───── Text excerpt ─────

For avid crossword puzzle fans, the clue “Thomas _ Edison” is a familiar one. In addition to filling in the name “Alva.” another almost reflexive association with the man who held 1,093 patents (more than anyone in the world, to date) is “Menlo Park.” You would be well-advised to add another location to this instinct: West Orange, New Jersey.
Which is not to say that the “The Wizard of Menlo Park” isn’t recognized in that town. “The Menlo Park Museum deals basically with the period of time that Edison worked there from 1876 to the 1880s,” explained Thomas Edison National Historical Park archivist Leonard DeGraaf. “We’re not connected in any official way, but we consider ourselves partners in informing the public about Edison.” The Menlo Park Museum is currently being refurbished and plans to reopen this fall. In the meantime, Edison fans can choose among the West Orange facility; another in Fort Myers, Florida; and Edison’s birthplace museum in Ohio. In addition, the Henry Ford Museum in Dearborn, Michigan boasts a reconstructed Edison laboratory in honor of Ford’s good friend.
In West Orange, the Thomas Edison National Historic Park is the site of the laboratory building where Edison and his loyal troop of chemists, engineers, mathematicians, and, generally, highly original thinkers, did their work in the latter part of the 19th, and first quarter of the 20th centuries. Over 400,000 artifacts (the largest body of Edison-related material in existence) testify to his almost superhuman industriousness. The presence of Glenmont, a 29-room red brick and wood house that Edison built for his second wife, Mina Miller, is another incentive to make the trip to West Orange.
Under the jurisdiction of the National Park Service, uniformed park rangers insure that your visit will be informative, though the sheer magnitude of Edison’s accomplishments by themselves would probably inspire awe in even the most jaded cynics. Think about it: Edison is credited with inventing the first phonograph, developing a practical, incandescent light bulb, getting the motion picture industry off the ground, fine-tuning telegraphy, photography, and the telephone—and that’s just the start.

───── Data ─────

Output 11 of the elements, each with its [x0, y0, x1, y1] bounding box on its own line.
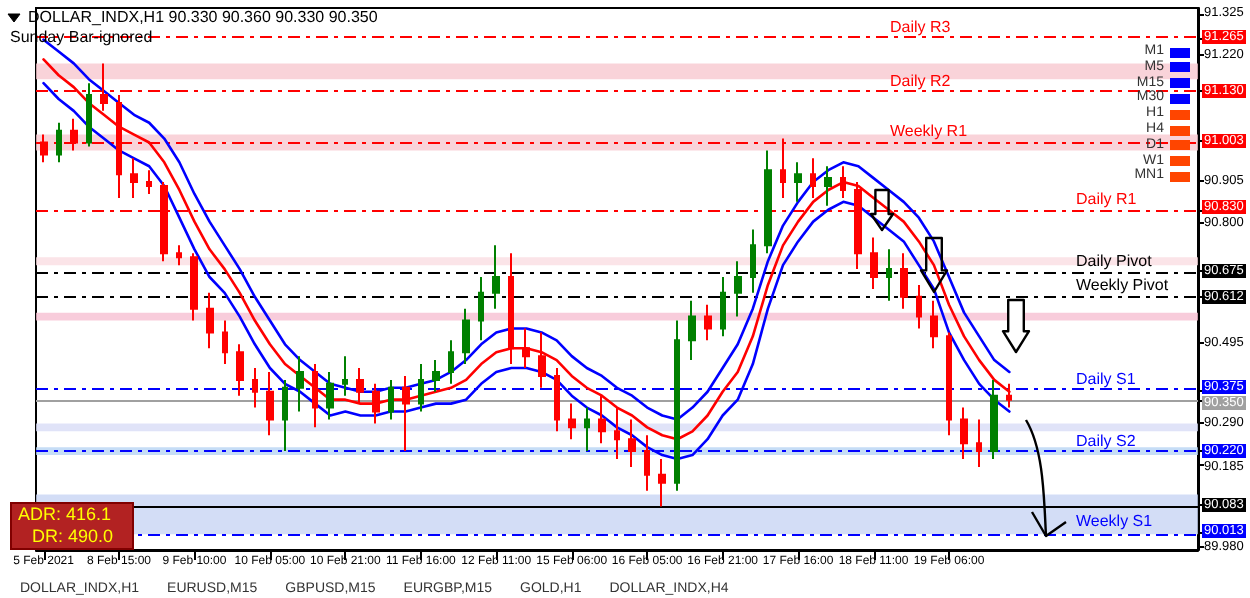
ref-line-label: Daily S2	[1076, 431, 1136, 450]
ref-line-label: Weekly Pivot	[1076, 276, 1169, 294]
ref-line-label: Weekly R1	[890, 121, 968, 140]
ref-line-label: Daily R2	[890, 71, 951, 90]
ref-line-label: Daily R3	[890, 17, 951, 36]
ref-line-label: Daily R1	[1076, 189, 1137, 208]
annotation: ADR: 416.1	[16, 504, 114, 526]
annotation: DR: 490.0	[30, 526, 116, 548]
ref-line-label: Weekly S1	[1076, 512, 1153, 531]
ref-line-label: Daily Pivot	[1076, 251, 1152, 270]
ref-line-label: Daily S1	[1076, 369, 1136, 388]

─────

Work instructions
1. In the Edison passage, how many rooms does Glenmont have?
2. Reproduce the stretch of the Edison passage from "In West Orange, the" through "to West Orange." word for word.
The data are not needed for this work.

Full solutions
1. Glenmont has 29 rooms.

2.
In West Orange, the Thomas Edison National Historic Park is the site of the laboratory building where Edison and his loyal troop of chemists, engineers, mathematicians, and, generally, highly original thinkers, did their work in the latter part of the 19th, and first quarter of the 20th centuries. Over 400,000 artifacts (the largest body of Edison-related material in existence) testify to his almost superhuman industriousness. The presence of Glenmont, a 29-room red brick and wood house that Edison built for his second wife, Mina Miller, is another incentive to make the trip to West Orange.